===== DATA FOR PROCESSING =====

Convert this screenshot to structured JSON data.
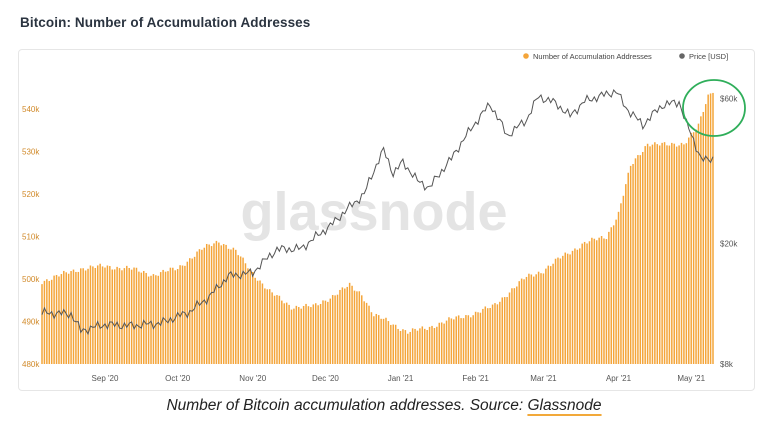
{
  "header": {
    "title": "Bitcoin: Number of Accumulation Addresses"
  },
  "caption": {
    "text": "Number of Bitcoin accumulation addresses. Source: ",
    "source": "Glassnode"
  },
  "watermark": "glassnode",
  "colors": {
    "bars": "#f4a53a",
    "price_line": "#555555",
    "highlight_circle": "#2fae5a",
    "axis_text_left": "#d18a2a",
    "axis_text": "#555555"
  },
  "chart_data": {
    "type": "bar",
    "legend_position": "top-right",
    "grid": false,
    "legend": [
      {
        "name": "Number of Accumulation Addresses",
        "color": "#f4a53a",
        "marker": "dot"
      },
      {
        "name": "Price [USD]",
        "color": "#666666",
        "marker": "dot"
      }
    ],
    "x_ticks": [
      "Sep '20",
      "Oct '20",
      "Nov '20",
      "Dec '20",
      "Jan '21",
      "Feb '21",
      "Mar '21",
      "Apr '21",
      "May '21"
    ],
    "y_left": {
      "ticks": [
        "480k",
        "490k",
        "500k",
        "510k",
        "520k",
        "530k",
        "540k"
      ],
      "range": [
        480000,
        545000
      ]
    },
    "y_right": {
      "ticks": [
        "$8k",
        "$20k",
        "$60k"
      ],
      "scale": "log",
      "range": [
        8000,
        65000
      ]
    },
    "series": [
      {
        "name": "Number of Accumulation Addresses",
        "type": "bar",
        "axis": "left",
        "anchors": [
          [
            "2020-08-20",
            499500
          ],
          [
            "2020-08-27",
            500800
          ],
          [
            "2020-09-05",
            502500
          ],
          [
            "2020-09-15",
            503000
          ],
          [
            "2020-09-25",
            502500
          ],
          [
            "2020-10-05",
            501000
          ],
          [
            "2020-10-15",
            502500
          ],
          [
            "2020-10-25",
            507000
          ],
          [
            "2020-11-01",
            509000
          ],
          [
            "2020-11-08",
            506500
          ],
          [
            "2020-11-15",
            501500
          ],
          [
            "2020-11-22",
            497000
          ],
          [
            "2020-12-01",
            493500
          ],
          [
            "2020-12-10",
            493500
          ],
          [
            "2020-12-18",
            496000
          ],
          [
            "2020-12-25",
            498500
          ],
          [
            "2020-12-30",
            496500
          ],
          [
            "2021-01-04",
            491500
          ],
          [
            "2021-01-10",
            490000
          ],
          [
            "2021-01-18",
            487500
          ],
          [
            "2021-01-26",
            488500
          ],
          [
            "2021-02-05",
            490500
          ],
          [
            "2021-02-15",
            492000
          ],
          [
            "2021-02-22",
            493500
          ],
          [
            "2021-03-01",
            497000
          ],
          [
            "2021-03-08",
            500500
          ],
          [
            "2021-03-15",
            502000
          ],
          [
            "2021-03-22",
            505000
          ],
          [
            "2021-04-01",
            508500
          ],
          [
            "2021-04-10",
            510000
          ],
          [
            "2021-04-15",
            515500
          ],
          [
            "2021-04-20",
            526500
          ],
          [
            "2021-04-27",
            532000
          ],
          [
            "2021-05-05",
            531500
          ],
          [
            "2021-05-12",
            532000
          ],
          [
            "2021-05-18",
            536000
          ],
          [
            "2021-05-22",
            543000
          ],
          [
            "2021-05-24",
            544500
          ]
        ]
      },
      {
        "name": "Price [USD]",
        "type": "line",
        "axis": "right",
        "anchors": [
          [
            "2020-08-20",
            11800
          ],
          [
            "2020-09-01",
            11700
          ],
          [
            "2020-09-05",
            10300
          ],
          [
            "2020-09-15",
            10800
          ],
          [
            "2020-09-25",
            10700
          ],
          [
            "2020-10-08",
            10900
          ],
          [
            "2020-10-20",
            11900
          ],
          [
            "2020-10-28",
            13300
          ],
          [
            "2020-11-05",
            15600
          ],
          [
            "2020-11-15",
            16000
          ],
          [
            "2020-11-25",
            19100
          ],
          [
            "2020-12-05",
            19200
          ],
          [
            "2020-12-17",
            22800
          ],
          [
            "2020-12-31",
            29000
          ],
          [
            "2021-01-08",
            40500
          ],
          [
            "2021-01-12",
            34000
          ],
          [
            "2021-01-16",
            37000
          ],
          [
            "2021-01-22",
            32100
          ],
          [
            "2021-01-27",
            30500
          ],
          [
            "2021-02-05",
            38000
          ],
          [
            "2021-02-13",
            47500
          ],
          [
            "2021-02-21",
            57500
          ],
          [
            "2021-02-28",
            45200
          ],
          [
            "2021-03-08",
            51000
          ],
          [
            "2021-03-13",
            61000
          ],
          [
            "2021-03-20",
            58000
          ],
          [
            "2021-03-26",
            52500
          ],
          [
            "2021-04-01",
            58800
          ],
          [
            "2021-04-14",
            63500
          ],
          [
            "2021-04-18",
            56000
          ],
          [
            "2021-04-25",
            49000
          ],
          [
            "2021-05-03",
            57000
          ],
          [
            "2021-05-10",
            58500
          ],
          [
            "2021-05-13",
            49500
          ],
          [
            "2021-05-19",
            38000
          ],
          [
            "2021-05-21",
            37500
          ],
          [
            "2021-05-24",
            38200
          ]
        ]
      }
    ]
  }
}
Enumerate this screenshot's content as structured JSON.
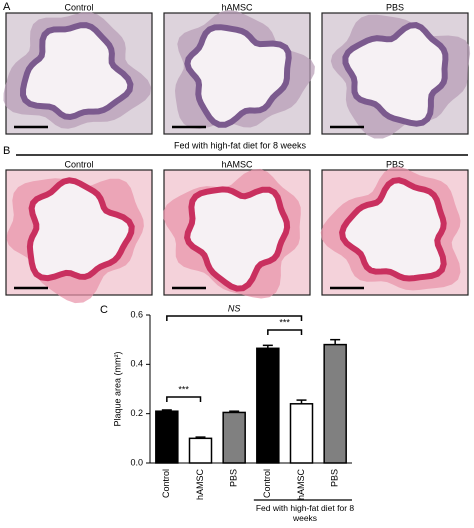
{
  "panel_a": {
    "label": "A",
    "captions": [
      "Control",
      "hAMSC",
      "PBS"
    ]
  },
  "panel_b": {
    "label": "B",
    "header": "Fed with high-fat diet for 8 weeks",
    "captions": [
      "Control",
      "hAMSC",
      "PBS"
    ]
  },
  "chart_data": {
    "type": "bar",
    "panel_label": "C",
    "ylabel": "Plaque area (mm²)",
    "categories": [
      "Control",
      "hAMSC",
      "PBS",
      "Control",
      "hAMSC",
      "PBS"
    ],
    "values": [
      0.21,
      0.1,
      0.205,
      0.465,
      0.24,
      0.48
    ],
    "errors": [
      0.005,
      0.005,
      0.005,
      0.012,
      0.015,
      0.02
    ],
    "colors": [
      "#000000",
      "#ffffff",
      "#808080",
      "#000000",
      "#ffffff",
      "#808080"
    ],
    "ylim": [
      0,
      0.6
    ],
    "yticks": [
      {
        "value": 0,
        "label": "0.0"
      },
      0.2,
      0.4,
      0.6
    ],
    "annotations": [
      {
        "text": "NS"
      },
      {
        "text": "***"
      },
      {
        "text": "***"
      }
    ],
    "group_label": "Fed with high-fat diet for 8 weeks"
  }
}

=====

JOB:
Please write out all of the material above without changing a word, and omit any pictures.

EXPECTED ANSWER:
Convert this screenshot to structured JSON data.
{
  "header": {
    "title": "Bitcoin: Number of Accumulation Addresses"
  },
  "caption": {
    "text": "Number of Bitcoin accumulation addresses. Source: ",
    "source": "Glassnode"
  },
  "watermark": "glassnode",
  "colors": {
    "bars": "#f4a53a",
    "price_line": "#555555",
    "highlight_circle": "#2fae5a",
    "axis_text_left": "#d18a2a",
    "axis_text": "#555555"
  },
  "chart_data": {
    "type": "bar",
    "legend_position": "top-right",
    "grid": false,
    "legend": [
      {
        "name": "Number of Accumulation Addresses",
        "color": "#f4a53a",
        "marker": "dot"
      },
      {
        "name": "Price [USD]",
        "color": "#666666",
        "marker": "dot"
      }
    ],
    "x_ticks": [
      "Sep '20",
      "Oct '20",
      "Nov '20",
      "Dec '20",
      "Jan '21",
      "Feb '21",
      "Mar '21",
      "Apr '21",
      "May '21"
    ],
    "y_left": {
      "ticks": [
        "480k",
        "490k",
        "500k",
        "510k",
        "520k",
        "530k",
        "540k"
      ],
      "range": [
        480000,
        545000
      ]
    },
    "y_right": {
      "ticks": [
        "$8k",
        "$20k",
        "$60k"
      ],
      "scale": "log",
      "range": [
        8000,
        65000
      ]
    },
    "series": [
      {
        "name": "Number of Accumulation Addresses",
        "type": "bar",
        "axis": "left",
        "anchors": [
          [
            "2020-08-20",
            499500
          ],
          [
            "2020-08-27",
            500800
          ],
          [
            "2020-09-05",
            502500
          ],
          [
            "2020-09-15",
            503000
          ],
          [
            "2020-09-25",
            502500
          ],
          [
            "2020-10-05",
            501000
          ],
          [
            "2020-10-15",
            502500
          ],
          [
            "2020-10-25",
            507000
          ],
          [
            "2020-11-01",
            509000
          ],
          [
            "2020-11-08",
            506500
          ],
          [
            "2020-11-15",
            501500
          ],
          [
            "2020-11-22",
            497000
          ],
          [
            "2020-12-01",
            493500
          ],
          [
            "2020-12-10",
            493500
          ],
          [
            "2020-12-18",
            496000
          ],
          [
            "2020-12-25",
            498500
          ],
          [
            "2020-12-30",
            496500
          ],
          [
            "2021-01-04",
            491500
          ],
          [
            "2021-01-10",
            490000
          ],
          [
            "2021-01-18",
            487500
          ],
          [
            "2021-01-26",
            488500
          ],
          [
            "2021-02-05",
            490500
          ],
          [
            "2021-02-15",
            492000
          ],
          [
            "2021-02-22",
            493500
          ],
          [
            "2021-03-01",
            497000
          ],
          [
            "2021-03-08",
            500500
          ],
          [
            "2021-03-15",
            502000
          ],
          [
            "2021-03-22",
            505000
          ],
          [
            "2021-04-01",
            508500
          ],
          [
            "2021-04-10",
            510000
          ],
          [
            "2021-04-15",
            515500
          ],
          [
            "2021-04-20",
            526500
          ],
          [
            "2021-04-27",
            532000
          ],
          [
            "2021-05-05",
            531500
          ],
          [
            "2021-05-12",
            532000
          ],
          [
            "2021-05-18",
            536000
          ],
          [
            "2021-05-22",
            543000
          ],
          [
            "2021-05-24",
            544500
          ]
        ]
      },
      {
        "name": "Price [USD]",
        "type": "line",
        "axis": "right",
        "anchors": [
          [
            "2020-08-20",
            11800
          ],
          [
            "2020-09-01",
            11700
          ],
          [
            "2020-09-05",
            10300
          ],
          [
            "2020-09-15",
            10800
          ],
          [
            "2020-09-25",
            10700
          ],
          [
            "2020-10-08",
            10900
          ],
          [
            "2020-10-20",
            11900
          ],
          [
            "2020-10-28",
            13300
          ],
          [
            "2020-11-05",
            15600
          ],
          [
            "2020-11-15",
            16000
          ],
          [
            "2020-11-25",
            19100
          ],
          [
            "2020-12-05",
            19200
          ],
          [
            "2020-12-17",
            22800
          ],
          [
            "2020-12-31",
            29000
          ],
          [
            "2021-01-08",
            40500
          ],
          [
            "2021-01-12",
            34000
          ],
          [
            "2021-01-16",
            37000
          ],
          [
            "2021-01-22",
            32100
          ],
          [
            "2021-01-27",
            30500
          ],
          [
            "2021-02-05",
            38000
          ],
          [
            "2021-02-13",
            47500
          ],
          [
            "2021-02-21",
            57500
          ],
          [
            "2021-02-28",
            45200
          ],
          [
            "2021-03-08",
            51000
          ],
          [
            "2021-03-13",
            61000
          ],
          [
            "2021-03-20",
            58000
          ],
          [
            "2021-03-26",
            52500
          ],
          [
            "2021-04-01",
            58800
          ],
          [
            "2021-04-14",
            63500
          ],
          [
            "2021-04-18",
            56000
          ],
          [
            "2021-04-25",
            49000
          ],
          [
            "2021-05-03",
            57000
          ],
          [
            "2021-05-10",
            58500
          ],
          [
            "2021-05-13",
            49500
          ],
          [
            "2021-05-19",
            38000
          ],
          [
            "2021-05-21",
            37500
          ],
          [
            "2021-05-24",
            38200
          ]
        ]
      }
    ]
  }
}
Enumerate this screenshot's content as structured JSON.
{
  "panel_a": {
    "label": "A",
    "captions": [
      "Control",
      "hAMSC",
      "PBS"
    ]
  },
  "panel_b": {
    "label": "B",
    "header": "Fed with high-fat diet for 8 weeks",
    "captions": [
      "Control",
      "hAMSC",
      "PBS"
    ]
  },
  "chart_data": {
    "type": "bar",
    "panel_label": "C",
    "ylabel": "Plaque area (mm²)",
    "categories": [
      "Control",
      "hAMSC",
      "PBS",
      "Control",
      "hAMSC",
      "PBS"
    ],
    "values": [
      0.21,
      0.1,
      0.205,
      0.465,
      0.24,
      0.48
    ],
    "errors": [
      0.005,
      0.005,
      0.005,
      0.012,
      0.015,
      0.02
    ],
    "colors": [
      "#000000",
      "#ffffff",
      "#808080",
      "#000000",
      "#ffffff",
      "#808080"
    ],
    "ylim": [
      0,
      0.6
    ],
    "yticks": [
      {
        "value": 0,
        "label": "0.0"
      },
      0.2,
      0.4,
      0.6
    ],
    "annotations": [
      {
        "text": "NS"
      },
      {
        "text": "***"
      },
      {
        "text": "***"
      }
    ],
    "group_label": "Fed with high-fat diet for 8 weeks"
  }
}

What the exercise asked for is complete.